(begin)
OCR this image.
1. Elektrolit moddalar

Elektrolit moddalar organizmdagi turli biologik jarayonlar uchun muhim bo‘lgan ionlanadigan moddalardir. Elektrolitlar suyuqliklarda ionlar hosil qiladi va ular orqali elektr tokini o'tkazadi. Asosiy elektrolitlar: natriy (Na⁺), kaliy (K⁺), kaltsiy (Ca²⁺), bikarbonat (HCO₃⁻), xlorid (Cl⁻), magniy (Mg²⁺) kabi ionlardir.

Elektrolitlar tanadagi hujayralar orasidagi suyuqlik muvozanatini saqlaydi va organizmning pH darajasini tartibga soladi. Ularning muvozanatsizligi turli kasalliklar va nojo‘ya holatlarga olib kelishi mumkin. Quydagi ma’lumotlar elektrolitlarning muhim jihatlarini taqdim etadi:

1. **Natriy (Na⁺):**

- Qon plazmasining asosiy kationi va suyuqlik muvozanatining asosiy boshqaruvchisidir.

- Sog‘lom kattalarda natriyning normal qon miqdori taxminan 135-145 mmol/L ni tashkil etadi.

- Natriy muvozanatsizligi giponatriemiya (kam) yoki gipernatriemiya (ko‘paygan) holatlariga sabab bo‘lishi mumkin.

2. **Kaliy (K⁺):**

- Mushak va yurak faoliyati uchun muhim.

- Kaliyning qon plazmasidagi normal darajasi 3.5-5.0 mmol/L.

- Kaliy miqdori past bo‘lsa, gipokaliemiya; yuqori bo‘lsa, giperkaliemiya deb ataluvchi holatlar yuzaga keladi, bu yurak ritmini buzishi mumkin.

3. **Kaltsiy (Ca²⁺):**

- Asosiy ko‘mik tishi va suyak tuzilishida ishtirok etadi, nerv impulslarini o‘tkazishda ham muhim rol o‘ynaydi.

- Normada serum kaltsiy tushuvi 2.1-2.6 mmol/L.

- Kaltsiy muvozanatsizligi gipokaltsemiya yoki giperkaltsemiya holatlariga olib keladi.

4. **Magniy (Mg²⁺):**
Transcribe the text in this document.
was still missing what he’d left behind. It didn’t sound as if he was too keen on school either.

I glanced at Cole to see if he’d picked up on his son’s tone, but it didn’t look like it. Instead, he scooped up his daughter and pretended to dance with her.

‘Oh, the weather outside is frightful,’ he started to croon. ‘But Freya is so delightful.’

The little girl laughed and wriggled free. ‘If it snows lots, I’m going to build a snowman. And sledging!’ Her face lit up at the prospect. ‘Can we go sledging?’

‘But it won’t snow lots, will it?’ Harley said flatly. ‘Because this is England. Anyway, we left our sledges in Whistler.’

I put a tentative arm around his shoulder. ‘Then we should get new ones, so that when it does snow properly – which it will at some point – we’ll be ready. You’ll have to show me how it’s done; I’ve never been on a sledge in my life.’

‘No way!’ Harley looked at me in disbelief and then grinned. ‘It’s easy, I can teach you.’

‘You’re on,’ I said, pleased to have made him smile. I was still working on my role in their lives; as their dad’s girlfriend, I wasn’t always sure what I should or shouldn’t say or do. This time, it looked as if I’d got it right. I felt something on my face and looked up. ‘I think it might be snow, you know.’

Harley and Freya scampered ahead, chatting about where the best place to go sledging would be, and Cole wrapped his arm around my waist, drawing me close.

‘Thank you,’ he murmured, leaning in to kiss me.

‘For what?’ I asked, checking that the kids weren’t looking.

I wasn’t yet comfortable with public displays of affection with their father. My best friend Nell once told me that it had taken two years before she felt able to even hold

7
(end)
Do this = Set down the entries above again, word for word.

Task solution =
OCR this image.
1. Elektrolit moddalar

Elektrolit moddalar organizmdagi turli biologik jarayonlar uchun muhim bo‘lgan ionlanadigan moddalardir. Elektrolitlar suyuqliklarda ionlar hosil qiladi va ular orqali elektr tokini o'tkazadi. Asosiy elektrolitlar: natriy (Na⁺), kaliy (K⁺), kaltsiy (Ca²⁺), bikarbonat (HCO₃⁻), xlorid (Cl⁻), magniy (Mg²⁺) kabi ionlardir.

Elektrolitlar tanadagi hujayralar orasidagi suyuqlik muvozanatini saqlaydi va organizmning pH darajasini tartibga soladi. Ularning muvozanatsizligi turli kasalliklar va nojo‘ya holatlarga olib kelishi mumkin. Quydagi ma’lumotlar elektrolitlarning muhim jihatlarini taqdim etadi:

1. **Natriy (Na⁺):**

- Qon plazmasining asosiy kationi va suyuqlik muvozanatining asosiy boshqaruvchisidir.

- Sog‘lom kattalarda natriyning normal qon miqdori taxminan 135-145 mmol/L ni tashkil etadi.

- Natriy muvozanatsizligi giponatriemiya (kam) yoki gipernatriemiya (ko‘paygan) holatlariga sabab bo‘lishi mumkin.

2. **Kaliy (K⁺):**

- Mushak va yurak faoliyati uchun muhim.

- Kaliyning qon plazmasidagi normal darajasi 3.5-5.0 mmol/L.

- Kaliy miqdori past bo‘lsa, gipokaliemiya; yuqori bo‘lsa, giperkaliemiya deb ataluvchi holatlar yuzaga keladi, bu yurak ritmini buzishi mumkin.

3. **Kaltsiy (Ca²⁺):**

- Asosiy ko‘mik tishi va suyak tuzilishida ishtirok etadi, nerv impulslarini o‘tkazishda ham muhim rol o‘ynaydi.

- Normada serum kaltsiy tushuvi 2.1-2.6 mmol/L.

- Kaltsiy muvozanatsizligi gipokaltsemiya yoki giperkaltsemiya holatlariga olib keladi.

4. **Magniy (Mg²⁺):**
Transcribe the text in this document.
was still missing what he’d left behind. It didn’t sound as if he was too keen on school either.

I glanced at Cole to see if he’d picked up on his son’s tone, but it didn’t look like it. Instead, he scooped up his daughter and pretended to dance with her.

‘Oh, the weather outside is frightful,’ he started to croon. ‘But Freya is so delightful.’

The little girl laughed and wriggled free. ‘If it snows lots, I’m going to build a snowman. And sledging!’ Her face lit up at the prospect. ‘Can we go sledging?’

‘But it won’t snow lots, will it?’ Harley said flatly. ‘Because this is England. Anyway, we left our sledges in Whistler.’

I put a tentative arm around his shoulder. ‘Then we should get new ones, so that when it does snow properly – which it will at some point – we’ll be ready. You’ll have to show me how it’s done; I’ve never been on a sledge in my life.’

‘No way!’ Harley looked at me in disbelief and then grinned. ‘It’s easy, I can teach you.’

‘You’re on,’ I said, pleased to have made him smile. I was still working on my role in their lives; as their dad’s girlfriend, I wasn’t always sure what I should or shouldn’t say or do. This time, it looked as if I’d got it right. I felt something on my face and looked up. ‘I think it might be snow, you know.’

Harley and Freya scampered ahead, chatting about where the best place to go sledging would be, and Cole wrapped his arm around my waist, drawing me close.

‘Thank you,’ he murmured, leaning in to kiss me.

‘For what?’ I asked, checking that the kids weren’t looking.

I wasn’t yet comfortable with public displays of affection with their father. My best friend Nell once told me that it had taken two years before she felt able to even hold

7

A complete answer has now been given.